• What to do:
Recast the records below as a Markdown table with the columns Row and Line, beginning at the line that contains "173, 109, 188]" and stopping after the line that contains "List app elements". Number each row, skip blank lines, and leave the pictures out of the answer.

• Raw data:
..............................

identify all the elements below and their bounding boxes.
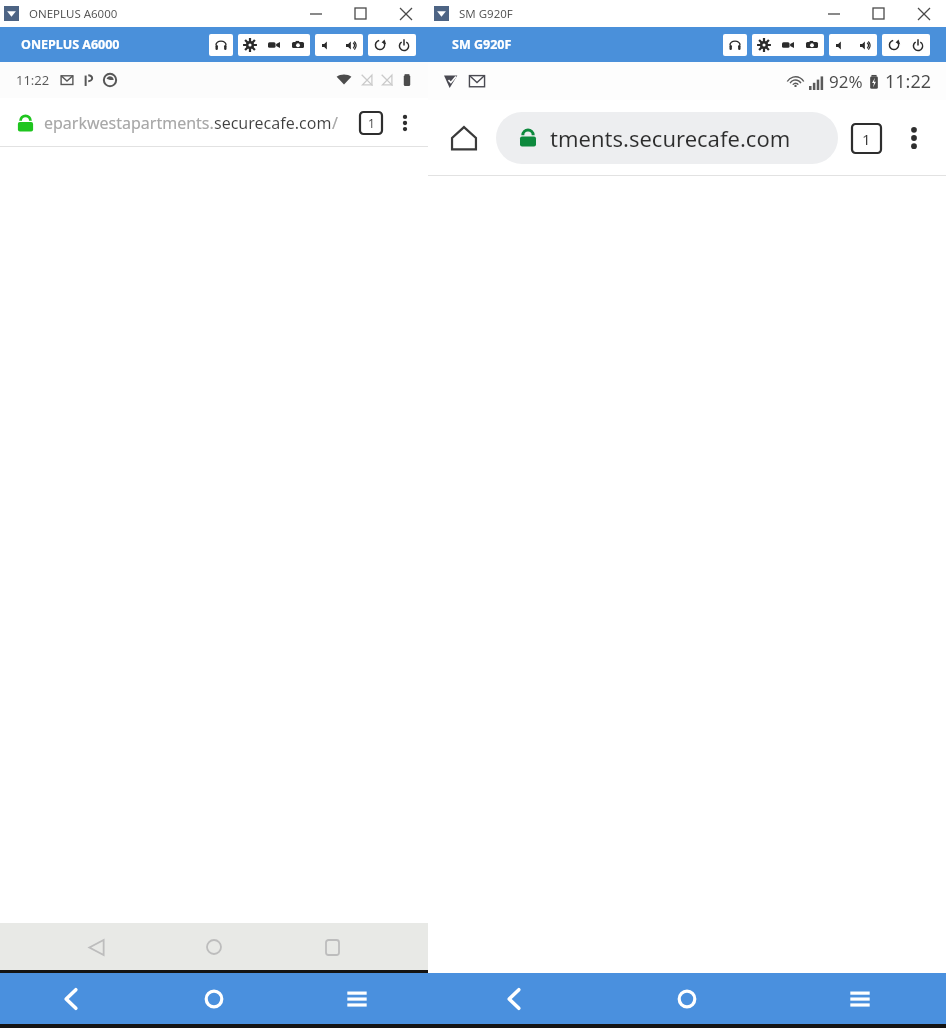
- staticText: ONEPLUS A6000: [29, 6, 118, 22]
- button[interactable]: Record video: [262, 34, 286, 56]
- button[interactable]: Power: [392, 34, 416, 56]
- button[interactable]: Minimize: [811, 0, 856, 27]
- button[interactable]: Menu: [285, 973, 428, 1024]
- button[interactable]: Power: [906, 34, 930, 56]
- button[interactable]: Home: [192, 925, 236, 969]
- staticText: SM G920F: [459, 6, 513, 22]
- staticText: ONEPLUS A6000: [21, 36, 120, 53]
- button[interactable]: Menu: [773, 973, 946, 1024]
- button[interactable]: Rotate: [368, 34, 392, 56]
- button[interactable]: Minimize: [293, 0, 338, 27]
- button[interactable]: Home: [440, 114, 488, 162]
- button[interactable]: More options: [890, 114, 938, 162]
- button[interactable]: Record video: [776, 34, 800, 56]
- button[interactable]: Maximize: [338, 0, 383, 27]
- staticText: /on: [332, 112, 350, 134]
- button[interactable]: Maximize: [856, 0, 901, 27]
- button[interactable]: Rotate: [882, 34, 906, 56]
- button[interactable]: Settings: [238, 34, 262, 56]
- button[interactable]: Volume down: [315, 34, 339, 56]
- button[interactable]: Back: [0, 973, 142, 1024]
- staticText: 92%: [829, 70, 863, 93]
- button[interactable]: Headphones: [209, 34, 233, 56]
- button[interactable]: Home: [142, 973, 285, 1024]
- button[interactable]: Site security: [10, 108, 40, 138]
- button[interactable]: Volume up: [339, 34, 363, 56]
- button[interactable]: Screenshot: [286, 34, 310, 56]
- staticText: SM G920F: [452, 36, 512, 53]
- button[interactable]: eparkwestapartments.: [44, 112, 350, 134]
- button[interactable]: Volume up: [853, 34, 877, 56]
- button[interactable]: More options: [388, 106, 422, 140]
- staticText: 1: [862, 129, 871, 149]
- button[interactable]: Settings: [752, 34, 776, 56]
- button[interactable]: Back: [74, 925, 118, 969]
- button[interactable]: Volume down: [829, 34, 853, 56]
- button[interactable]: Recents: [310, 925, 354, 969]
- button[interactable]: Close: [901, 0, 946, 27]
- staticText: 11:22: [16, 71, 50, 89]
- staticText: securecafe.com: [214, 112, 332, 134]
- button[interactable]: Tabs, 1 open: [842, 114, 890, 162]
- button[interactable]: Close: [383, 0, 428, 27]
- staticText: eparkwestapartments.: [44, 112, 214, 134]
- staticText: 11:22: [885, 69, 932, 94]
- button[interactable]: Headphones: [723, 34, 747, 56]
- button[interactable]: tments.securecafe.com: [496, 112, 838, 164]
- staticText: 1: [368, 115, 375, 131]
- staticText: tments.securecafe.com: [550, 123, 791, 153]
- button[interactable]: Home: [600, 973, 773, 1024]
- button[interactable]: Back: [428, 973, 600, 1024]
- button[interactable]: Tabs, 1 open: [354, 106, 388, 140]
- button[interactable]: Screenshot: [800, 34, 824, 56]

..............................

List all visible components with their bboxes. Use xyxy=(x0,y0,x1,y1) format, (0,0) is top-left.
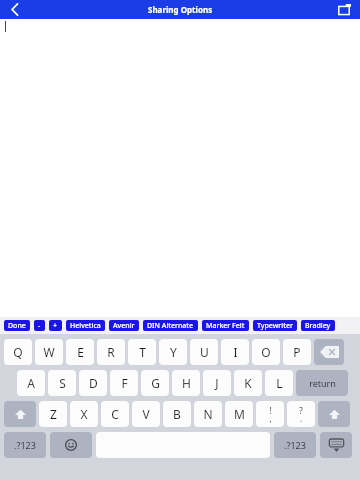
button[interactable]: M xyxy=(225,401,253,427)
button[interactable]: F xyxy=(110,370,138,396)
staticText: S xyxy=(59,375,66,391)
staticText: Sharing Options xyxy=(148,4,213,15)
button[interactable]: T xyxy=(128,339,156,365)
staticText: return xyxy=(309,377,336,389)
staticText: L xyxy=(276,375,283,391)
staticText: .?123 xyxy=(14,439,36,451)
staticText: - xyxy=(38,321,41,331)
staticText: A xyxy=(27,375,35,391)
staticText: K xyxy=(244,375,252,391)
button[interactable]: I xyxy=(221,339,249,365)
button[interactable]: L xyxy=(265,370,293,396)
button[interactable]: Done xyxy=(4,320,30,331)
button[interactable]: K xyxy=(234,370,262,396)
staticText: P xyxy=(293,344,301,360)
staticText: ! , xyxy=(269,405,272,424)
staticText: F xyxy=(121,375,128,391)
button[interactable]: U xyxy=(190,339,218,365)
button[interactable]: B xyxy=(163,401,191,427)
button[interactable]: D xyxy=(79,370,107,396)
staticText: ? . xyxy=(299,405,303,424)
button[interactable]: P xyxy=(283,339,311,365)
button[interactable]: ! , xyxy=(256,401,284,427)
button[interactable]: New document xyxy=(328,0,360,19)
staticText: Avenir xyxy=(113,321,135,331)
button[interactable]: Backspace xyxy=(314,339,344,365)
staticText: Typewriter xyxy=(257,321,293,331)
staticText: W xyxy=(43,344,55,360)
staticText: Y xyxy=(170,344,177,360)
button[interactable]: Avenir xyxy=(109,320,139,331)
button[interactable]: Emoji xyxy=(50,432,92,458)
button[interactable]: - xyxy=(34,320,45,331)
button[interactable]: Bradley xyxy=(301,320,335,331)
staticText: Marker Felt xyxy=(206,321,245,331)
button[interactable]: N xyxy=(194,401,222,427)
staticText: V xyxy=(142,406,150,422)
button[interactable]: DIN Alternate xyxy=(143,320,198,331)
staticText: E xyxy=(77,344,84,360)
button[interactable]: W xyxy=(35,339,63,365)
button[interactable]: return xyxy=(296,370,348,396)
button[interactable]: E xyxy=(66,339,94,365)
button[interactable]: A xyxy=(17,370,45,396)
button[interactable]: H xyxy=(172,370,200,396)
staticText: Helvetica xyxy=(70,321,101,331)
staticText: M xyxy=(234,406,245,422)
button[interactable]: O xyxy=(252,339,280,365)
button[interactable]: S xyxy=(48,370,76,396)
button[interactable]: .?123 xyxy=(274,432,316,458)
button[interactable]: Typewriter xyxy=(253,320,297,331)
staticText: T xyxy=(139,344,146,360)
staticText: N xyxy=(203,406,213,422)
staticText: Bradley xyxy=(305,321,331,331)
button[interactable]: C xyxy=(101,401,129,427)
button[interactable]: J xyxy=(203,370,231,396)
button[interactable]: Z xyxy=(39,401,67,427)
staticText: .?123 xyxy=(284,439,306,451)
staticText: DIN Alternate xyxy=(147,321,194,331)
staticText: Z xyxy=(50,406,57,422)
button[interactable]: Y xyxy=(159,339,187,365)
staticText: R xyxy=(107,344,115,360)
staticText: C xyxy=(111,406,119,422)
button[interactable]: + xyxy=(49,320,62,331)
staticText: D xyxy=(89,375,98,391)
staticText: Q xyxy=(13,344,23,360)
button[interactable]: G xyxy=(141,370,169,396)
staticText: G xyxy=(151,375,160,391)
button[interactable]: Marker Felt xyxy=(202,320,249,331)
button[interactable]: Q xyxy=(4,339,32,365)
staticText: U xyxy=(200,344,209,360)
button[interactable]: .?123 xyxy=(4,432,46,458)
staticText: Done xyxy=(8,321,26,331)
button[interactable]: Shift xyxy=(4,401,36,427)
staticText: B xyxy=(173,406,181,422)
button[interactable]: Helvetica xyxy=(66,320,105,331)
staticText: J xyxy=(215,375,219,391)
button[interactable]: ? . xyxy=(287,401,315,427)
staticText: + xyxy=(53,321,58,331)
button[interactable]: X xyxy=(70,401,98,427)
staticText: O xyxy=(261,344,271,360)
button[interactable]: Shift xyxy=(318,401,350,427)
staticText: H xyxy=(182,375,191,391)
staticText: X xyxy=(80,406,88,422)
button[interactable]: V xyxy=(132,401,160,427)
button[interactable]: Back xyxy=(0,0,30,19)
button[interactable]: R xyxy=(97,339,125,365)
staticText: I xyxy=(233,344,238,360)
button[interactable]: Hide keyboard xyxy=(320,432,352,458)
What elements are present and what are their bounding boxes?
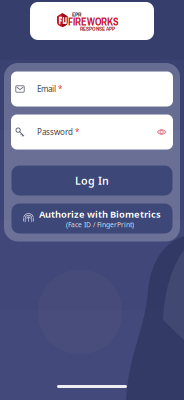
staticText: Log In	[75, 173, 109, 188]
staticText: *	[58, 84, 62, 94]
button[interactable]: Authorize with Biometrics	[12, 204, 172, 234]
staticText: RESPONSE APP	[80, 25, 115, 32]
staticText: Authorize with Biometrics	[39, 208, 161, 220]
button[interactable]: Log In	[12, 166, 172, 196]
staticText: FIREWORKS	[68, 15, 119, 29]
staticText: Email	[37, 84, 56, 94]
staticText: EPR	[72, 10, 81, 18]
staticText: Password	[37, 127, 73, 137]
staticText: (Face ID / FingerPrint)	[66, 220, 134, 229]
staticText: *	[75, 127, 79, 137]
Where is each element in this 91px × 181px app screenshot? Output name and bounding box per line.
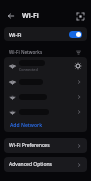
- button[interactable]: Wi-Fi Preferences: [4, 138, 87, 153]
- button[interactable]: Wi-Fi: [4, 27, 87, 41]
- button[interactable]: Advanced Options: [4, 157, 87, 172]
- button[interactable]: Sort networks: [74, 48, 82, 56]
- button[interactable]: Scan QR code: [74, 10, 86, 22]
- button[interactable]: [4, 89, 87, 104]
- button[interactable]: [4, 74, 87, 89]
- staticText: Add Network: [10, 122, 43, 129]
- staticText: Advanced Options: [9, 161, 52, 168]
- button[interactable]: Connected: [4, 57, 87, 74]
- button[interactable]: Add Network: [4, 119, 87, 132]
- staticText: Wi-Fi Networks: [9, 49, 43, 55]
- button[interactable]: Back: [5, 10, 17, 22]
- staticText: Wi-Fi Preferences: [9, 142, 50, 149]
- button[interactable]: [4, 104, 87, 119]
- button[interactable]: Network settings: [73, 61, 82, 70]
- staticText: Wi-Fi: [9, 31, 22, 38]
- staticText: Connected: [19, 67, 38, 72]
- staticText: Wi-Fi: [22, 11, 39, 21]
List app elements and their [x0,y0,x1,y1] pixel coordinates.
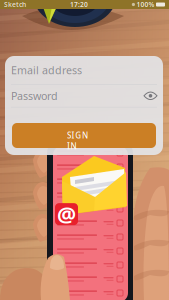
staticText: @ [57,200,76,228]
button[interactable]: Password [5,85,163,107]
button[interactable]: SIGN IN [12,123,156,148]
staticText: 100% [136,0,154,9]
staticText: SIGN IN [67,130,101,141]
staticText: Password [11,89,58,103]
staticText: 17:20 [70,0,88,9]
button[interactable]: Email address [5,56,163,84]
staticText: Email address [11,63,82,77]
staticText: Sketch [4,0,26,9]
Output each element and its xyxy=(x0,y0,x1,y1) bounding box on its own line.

..............................

• Correct answer:
| Row | Line |
|---|---|
| 1 | staticText: Log In	[75, 173, 109, 188] |
| 2 | staticText: *	[58, 84, 62, 94] |
| 3 | button[interactable]: Authorize with Biometrics	[12, 204, 172, 234] |
| 4 | staticText: RESPONSE APP	[80, 25, 115, 32] |
| 5 | staticText: Authorize with Biometrics	[39, 208, 161, 220] |
| 6 | button[interactable]: Log In	[12, 166, 172, 196] |
| 7 | staticText: FIREWORKS	[68, 15, 119, 29] |
| 8 | staticText: Email	[37, 84, 56, 94] |
| 9 | staticText: EPR	[72, 10, 81, 18] |
| 10 | staticText: Password	[37, 127, 73, 137] |
| 11 | staticText: (Face ID / FingerPrint)	[66, 220, 134, 229] |
| 12 | staticText: *	[75, 127, 79, 137] |
| 13 | Where is each element in this 91px × 181px app screenshot? Output name and bounding box per line. |
| 14 | - button[interactable]: Wi-Fi Preferences: [4, 138, 87, 153] |
| 15 | - button[interactable]: Wi-Fi: [4, 27, 87, 41] |
| 16 | - button[interactable]: Advanced Options: [4, 157, 87, 172] |
| 17 | - button[interactable]: Sort networks: [74, 48, 82, 56] |
| 18 | - button[interactable]: Scan QR code: [74, 10, 86, 22] |
| 19 | - button[interactable]: [4, 89, 87, 104] |
| 20 | - button[interactable]: [4, 74, 87, 89] |
| 21 | - staticText: Add Network: [10, 122, 43, 129] |
| 22 | - staticText: Advanced Options: [9, 161, 52, 168] |
| 23 | - button[interactable]: Connected: [4, 57, 87, 74] |
| 24 | - button[interactable]: Add Network: [4, 119, 87, 132] |
| 25 | - staticText: Wi-Fi Networks: [9, 49, 43, 55] |
| 26 | - button[interactable]: Back: [5, 10, 17, 22] |
| 27 | - staticText: Wi-Fi Preferences: [9, 142, 50, 149] |
| 28 | - button[interactable]: [4, 104, 87, 119] |
| 29 | - button[interactable]: Network settings: [73, 61, 82, 70] |
| 30 | - staticText: Wi-Fi: [9, 31, 22, 38] |
| 31 | - staticText: Connected: [19, 67, 38, 72] |
| 32 | - staticText: Wi-Fi: [22, 11, 39, 21] |
| 33 | List app elements and their [x0,y0,x1,y1] pixel coordinates. |